> **Stated task**:
Determine how many lines include the string "profit". Output that number only.

> **Data extract**:
——

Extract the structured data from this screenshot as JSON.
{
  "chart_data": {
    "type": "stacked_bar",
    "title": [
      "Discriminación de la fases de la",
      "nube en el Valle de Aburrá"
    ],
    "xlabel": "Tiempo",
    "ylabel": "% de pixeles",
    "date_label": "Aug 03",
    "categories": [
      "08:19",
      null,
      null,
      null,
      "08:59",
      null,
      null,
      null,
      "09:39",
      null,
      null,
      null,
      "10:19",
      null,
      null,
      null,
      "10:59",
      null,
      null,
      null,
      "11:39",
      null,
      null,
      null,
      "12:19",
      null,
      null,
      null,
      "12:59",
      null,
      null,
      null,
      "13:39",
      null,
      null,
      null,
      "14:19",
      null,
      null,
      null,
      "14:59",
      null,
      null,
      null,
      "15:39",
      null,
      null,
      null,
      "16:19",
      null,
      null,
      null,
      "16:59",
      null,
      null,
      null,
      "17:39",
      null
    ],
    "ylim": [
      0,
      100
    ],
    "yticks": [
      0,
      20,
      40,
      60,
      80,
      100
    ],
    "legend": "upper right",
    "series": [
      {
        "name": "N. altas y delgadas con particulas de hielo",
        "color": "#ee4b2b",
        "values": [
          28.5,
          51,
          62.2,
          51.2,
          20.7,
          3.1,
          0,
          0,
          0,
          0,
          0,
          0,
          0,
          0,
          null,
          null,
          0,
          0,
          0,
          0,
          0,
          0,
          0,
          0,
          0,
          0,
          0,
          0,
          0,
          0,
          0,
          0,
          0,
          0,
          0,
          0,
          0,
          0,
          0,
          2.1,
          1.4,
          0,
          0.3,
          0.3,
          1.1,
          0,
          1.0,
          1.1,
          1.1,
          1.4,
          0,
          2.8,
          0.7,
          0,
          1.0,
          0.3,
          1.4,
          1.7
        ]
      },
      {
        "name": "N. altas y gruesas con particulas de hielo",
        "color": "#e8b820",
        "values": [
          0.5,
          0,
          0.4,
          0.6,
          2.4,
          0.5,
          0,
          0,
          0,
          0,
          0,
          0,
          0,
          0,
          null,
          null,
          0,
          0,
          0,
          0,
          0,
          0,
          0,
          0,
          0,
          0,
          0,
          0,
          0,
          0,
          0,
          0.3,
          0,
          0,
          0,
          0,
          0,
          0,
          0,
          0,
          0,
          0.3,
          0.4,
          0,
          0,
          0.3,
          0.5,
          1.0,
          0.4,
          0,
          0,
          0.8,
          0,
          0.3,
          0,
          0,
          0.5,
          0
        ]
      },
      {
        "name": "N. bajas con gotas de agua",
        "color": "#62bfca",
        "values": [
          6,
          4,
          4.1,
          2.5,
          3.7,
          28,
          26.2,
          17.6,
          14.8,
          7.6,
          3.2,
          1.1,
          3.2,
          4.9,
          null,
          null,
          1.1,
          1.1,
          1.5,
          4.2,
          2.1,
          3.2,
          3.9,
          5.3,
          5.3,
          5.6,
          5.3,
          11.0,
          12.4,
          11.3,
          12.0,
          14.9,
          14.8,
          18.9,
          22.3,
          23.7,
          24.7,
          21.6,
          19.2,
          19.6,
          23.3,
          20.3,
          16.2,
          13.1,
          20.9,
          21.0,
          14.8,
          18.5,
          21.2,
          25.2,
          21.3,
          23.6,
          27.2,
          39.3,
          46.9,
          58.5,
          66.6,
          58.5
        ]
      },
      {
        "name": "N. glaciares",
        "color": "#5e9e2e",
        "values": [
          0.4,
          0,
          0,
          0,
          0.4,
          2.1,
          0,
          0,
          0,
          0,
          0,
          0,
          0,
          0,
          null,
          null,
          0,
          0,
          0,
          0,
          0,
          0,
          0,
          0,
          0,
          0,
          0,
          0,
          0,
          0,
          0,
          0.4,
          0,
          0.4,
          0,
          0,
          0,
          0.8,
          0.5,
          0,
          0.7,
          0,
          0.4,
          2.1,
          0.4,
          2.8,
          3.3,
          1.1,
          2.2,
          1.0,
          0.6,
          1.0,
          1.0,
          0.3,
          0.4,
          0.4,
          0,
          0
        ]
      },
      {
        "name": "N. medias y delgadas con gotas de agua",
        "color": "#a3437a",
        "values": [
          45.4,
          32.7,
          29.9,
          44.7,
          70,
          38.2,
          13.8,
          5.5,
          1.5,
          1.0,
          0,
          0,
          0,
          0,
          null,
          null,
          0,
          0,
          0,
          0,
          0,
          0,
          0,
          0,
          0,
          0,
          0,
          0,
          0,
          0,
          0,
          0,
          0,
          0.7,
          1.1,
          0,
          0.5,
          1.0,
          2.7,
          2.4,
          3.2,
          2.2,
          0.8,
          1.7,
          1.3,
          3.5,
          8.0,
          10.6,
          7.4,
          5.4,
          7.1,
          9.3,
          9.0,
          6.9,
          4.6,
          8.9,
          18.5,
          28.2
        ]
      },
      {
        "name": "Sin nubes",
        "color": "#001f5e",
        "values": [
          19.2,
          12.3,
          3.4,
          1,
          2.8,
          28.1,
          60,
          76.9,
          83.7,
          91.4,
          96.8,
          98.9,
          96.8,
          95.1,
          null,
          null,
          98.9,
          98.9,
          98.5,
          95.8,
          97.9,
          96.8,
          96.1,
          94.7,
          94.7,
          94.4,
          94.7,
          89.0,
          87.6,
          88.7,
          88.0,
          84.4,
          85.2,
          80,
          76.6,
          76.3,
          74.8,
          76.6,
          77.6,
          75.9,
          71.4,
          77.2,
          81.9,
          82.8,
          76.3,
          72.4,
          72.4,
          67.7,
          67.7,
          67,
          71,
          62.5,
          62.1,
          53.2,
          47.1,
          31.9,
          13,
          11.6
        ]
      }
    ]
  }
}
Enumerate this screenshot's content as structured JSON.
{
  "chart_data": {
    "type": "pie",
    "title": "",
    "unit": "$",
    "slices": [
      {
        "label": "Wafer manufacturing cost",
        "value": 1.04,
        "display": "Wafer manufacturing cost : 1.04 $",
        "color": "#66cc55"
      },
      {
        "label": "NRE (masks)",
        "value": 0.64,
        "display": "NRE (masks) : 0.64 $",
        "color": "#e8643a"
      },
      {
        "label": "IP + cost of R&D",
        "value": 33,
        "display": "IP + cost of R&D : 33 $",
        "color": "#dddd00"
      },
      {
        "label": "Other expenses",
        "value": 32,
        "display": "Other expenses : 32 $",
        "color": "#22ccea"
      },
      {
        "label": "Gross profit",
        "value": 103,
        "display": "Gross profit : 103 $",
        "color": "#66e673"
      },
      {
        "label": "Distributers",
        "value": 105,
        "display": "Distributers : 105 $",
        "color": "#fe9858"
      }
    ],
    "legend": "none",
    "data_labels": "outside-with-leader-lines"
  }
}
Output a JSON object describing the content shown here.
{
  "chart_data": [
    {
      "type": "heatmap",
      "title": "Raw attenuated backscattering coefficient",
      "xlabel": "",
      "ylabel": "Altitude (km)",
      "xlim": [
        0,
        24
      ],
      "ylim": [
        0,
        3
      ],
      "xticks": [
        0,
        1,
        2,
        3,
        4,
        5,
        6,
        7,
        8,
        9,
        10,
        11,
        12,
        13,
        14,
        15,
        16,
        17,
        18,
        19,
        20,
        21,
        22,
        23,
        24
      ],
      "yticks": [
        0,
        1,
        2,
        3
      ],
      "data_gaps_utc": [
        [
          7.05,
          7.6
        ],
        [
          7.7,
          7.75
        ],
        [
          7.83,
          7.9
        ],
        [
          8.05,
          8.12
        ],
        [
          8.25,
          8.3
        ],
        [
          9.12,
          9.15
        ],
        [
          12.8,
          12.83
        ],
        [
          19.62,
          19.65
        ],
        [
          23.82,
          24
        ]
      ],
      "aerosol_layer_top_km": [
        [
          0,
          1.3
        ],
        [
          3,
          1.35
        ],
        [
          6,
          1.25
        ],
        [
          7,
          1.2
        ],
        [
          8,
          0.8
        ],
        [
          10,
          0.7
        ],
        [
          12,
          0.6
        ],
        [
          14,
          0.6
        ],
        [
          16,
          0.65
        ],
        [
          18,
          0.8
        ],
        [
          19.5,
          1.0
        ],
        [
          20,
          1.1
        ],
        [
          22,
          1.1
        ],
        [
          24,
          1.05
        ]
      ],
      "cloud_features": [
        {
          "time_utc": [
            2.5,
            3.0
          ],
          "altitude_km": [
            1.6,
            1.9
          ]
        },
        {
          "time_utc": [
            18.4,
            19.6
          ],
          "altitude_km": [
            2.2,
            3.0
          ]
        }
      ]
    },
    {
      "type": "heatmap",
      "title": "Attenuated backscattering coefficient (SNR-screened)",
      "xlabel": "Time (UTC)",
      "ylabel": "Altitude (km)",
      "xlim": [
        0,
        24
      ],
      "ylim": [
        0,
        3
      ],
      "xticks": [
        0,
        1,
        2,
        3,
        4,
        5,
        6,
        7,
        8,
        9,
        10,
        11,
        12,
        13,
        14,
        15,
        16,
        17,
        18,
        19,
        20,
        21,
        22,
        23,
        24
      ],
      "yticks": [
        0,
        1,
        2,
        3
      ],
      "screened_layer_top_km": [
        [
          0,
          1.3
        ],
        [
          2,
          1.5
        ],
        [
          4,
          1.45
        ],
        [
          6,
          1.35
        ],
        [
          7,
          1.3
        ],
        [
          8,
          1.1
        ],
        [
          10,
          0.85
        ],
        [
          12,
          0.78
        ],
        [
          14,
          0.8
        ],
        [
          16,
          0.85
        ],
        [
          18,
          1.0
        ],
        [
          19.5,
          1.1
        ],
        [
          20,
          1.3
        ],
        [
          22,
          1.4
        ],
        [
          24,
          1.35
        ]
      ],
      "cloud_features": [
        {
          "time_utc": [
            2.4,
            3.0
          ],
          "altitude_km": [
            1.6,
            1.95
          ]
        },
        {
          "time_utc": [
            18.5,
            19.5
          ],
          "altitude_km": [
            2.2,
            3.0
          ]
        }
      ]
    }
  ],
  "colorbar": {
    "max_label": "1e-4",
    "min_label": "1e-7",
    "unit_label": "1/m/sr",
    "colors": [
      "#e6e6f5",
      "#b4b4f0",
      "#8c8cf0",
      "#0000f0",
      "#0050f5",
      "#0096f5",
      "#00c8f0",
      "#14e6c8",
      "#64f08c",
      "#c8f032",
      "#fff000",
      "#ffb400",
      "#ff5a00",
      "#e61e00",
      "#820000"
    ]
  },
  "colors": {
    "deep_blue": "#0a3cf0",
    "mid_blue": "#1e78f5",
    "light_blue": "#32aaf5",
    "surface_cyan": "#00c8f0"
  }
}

——

> **Written response**:
2